→ **Goal**:
Write out the complete material exactly as it stands.
* begin *
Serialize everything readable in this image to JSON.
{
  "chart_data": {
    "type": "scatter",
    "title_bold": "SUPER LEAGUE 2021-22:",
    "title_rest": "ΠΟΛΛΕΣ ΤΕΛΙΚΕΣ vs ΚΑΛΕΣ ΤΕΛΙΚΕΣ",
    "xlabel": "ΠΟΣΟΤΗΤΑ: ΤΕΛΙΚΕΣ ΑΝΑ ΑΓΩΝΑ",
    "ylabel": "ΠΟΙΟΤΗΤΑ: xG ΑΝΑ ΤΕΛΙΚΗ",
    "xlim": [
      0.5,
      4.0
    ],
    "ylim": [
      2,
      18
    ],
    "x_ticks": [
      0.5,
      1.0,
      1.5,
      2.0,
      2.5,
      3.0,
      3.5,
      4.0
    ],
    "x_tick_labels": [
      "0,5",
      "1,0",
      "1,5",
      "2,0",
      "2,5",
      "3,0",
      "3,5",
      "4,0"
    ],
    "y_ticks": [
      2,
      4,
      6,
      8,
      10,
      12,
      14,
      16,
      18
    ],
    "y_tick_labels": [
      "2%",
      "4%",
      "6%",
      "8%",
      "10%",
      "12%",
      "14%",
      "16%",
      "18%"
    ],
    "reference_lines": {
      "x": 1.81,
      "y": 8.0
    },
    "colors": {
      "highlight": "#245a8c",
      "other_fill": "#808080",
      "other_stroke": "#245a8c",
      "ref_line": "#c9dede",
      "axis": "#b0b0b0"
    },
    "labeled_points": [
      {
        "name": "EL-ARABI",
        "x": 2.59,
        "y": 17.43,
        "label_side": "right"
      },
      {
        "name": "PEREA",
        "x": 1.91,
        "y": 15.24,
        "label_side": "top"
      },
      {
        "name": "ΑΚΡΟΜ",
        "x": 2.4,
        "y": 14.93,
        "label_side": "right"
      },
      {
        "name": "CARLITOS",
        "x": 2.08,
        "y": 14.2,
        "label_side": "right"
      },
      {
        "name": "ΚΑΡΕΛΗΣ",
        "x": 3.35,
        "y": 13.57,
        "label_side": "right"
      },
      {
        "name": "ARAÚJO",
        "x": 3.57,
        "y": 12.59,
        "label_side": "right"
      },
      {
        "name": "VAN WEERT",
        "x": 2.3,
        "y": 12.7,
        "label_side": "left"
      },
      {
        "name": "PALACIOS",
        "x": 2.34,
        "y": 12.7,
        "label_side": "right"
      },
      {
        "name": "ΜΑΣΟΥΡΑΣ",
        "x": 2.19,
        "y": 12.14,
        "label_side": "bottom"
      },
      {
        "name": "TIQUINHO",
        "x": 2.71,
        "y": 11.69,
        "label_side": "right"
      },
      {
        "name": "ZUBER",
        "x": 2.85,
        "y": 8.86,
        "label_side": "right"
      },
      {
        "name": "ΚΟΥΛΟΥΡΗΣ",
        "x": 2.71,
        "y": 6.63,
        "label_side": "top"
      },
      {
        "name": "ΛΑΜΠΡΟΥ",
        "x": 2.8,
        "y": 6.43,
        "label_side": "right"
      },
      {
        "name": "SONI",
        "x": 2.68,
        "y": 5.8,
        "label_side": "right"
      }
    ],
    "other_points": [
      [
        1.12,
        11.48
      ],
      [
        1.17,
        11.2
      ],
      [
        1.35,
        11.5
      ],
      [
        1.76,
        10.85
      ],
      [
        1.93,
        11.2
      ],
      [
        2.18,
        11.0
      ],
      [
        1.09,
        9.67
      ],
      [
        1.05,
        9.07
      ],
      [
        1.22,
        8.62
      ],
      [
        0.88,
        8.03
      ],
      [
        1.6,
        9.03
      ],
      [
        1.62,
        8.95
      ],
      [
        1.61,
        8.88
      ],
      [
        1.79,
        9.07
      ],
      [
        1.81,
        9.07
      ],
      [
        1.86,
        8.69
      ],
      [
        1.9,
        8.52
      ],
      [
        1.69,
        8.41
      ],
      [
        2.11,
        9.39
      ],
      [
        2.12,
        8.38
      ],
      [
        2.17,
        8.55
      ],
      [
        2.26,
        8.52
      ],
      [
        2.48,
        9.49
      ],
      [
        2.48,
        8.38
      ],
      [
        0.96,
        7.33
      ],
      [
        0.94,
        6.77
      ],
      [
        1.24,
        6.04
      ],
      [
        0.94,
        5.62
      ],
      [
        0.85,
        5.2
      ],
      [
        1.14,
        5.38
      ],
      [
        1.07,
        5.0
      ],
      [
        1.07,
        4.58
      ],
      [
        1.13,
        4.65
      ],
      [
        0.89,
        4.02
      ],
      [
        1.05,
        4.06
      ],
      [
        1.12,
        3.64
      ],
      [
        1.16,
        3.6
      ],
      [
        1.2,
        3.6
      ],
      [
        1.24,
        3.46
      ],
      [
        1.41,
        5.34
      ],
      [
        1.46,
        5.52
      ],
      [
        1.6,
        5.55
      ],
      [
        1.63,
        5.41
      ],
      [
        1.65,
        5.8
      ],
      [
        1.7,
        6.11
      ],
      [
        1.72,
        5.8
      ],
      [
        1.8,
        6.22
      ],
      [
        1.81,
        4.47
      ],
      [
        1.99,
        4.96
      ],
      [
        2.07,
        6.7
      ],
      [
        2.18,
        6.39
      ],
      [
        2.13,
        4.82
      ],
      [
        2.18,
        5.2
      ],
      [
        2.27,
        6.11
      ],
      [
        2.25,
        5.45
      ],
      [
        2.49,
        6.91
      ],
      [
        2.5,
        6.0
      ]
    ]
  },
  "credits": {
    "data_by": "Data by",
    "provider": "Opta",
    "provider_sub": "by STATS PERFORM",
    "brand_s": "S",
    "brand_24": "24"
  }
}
* end *
→ **Correct result**:
Serialize everything readable in this image to JSON.
{
  "chart_data": {
    "type": "scatter",
    "title_bold": "SUPER LEAGUE 2021-22:",
    "title_rest": "ΠΟΛΛΕΣ ΤΕΛΙΚΕΣ vs ΚΑΛΕΣ ΤΕΛΙΚΕΣ",
    "xlabel": "ΠΟΣΟΤΗΤΑ: ΤΕΛΙΚΕΣ ΑΝΑ ΑΓΩΝΑ",
    "ylabel": "ΠΟΙΟΤΗΤΑ: xG ΑΝΑ ΤΕΛΙΚΗ",
    "xlim": [
      0.5,
      4.0
    ],
    "ylim": [
      2,
      18
    ],
    "x_ticks": [
      0.5,
      1.0,
      1.5,
      2.0,
      2.5,
      3.0,
      3.5,
      4.0
    ],
    "x_tick_labels": [
      "0,5",
      "1,0",
      "1,5",
      "2,0",
      "2,5",
      "3,0",
      "3,5",
      "4,0"
    ],
    "y_ticks": [
      2,
      4,
      6,
      8,
      10,
      12,
      14,
      16,
      18
    ],
    "y_tick_labels": [
      "2%",
      "4%",
      "6%",
      "8%",
      "10%",
      "12%",
      "14%",
      "16%",
      "18%"
    ],
    "reference_lines": {
      "x": 1.81,
      "y": 8.0
    },
    "colors": {
      "highlight": "#245a8c",
      "other_fill": "#808080",
      "other_stroke": "#245a8c",
      "ref_line": "#c9dede",
      "axis": "#b0b0b0"
    },
    "labeled_points": [
      {
        "name": "EL-ARABI",
        "x": 2.59,
        "y": 17.43,
        "label_side": "right"
      },
      {
        "name": "PEREA",
        "x": 1.91,
        "y": 15.24,
        "label_side": "top"
      },
      {
        "name": "ΑΚΡΟΜ",
        "x": 2.4,
        "y": 14.93,
        "label_side": "right"
      },
      {
        "name": "CARLITOS",
        "x": 2.08,
        "y": 14.2,
        "label_side": "right"
      },
      {
        "name": "ΚΑΡΕΛΗΣ",
        "x": 3.35,
        "y": 13.57,
        "label_side": "right"
      },
      {
        "name": "ARAÚJO",
        "x": 3.57,
        "y": 12.59,
        "label_side": "right"
      },
      {
        "name": "VAN WEERT",
        "x": 2.3,
        "y": 12.7,
        "label_side": "left"
      },
      {
        "name": "PALACIOS",
        "x": 2.34,
        "y": 12.7,
        "label_side": "right"
      },
      {
        "name": "ΜΑΣΟΥΡΑΣ",
        "x": 2.19,
        "y": 12.14,
        "label_side": "bottom"
      },
      {
        "name": "TIQUINHO",
        "x": 2.71,
        "y": 11.69,
        "label_side": "right"
      },
      {
        "name": "ZUBER",
        "x": 2.85,
        "y": 8.86,
        "label_side": "right"
      },
      {
        "name": "ΚΟΥΛΟΥΡΗΣ",
        "x": 2.71,
        "y": 6.63,
        "label_side": "top"
      },
      {
        "name": "ΛΑΜΠΡΟΥ",
        "x": 2.8,
        "y": 6.43,
        "label_side": "right"
      },
      {
        "name": "SONI",
        "x": 2.68,
        "y": 5.8,
        "label_side": "right"
      }
    ],
    "other_points": [
      [
        1.12,
        11.48
      ],
      [
        1.17,
        11.2
      ],
      [
        1.35,
        11.5
      ],
      [
        1.76,
        10.85
      ],
      [
        1.93,
        11.2
      ],
      [
        2.18,
        11.0
      ],
      [
        1.09,
        9.67
      ],
      [
        1.05,
        9.07
      ],
      [
        1.22,
        8.62
      ],
      [
        0.88,
        8.03
      ],
      [
        1.6,
        9.03
      ],
      [
        1.62,
        8.95
      ],
      [
        1.61,
        8.88
      ],
      [
        1.79,
        9.07
      ],
      [
        1.81,
        9.07
      ],
      [
        1.86,
        8.69
      ],
      [
        1.9,
        8.52
      ],
      [
        1.69,
        8.41
      ],
      [
        2.11,
        9.39
      ],
      [
        2.12,
        8.38
      ],
      [
        2.17,
        8.55
      ],
      [
        2.26,
        8.52
      ],
      [
        2.48,
        9.49
      ],
      [
        2.48,
        8.38
      ],
      [
        0.96,
        7.33
      ],
      [
        0.94,
        6.77
      ],
      [
        1.24,
        6.04
      ],
      [
        0.94,
        5.62
      ],
      [
        0.85,
        5.2
      ],
      [
        1.14,
        5.38
      ],
      [
        1.07,
        5.0
      ],
      [
        1.07,
        4.58
      ],
      [
        1.13,
        4.65
      ],
      [
        0.89,
        4.02
      ],
      [
        1.05,
        4.06
      ],
      [
        1.12,
        3.64
      ],
      [
        1.16,
        3.6
      ],
      [
        1.2,
        3.6
      ],
      [
        1.24,
        3.46
      ],
      [
        1.41,
        5.34
      ],
      [
        1.46,
        5.52
      ],
      [
        1.6,
        5.55
      ],
      [
        1.63,
        5.41
      ],
      [
        1.65,
        5.8
      ],
      [
        1.7,
        6.11
      ],
      [
        1.72,
        5.8
      ],
      [
        1.8,
        6.22
      ],
      [
        1.81,
        4.47
      ],
      [
        1.99,
        4.96
      ],
      [
        2.07,
        6.7
      ],
      [
        2.18,
        6.39
      ],
      [
        2.13,
        4.82
      ],
      [
        2.18,
        5.2
      ],
      [
        2.27,
        6.11
      ],
      [
        2.25,
        5.45
      ],
      [
        2.49,
        6.91
      ],
      [
        2.5,
        6.0
      ]
    ]
  },
  "credits": {
    "data_by": "Data by",
    "provider": "Opta",
    "provider_sub": "by STATS PERFORM",
    "brand_s": "S",
    "brand_24": "24"
  }
}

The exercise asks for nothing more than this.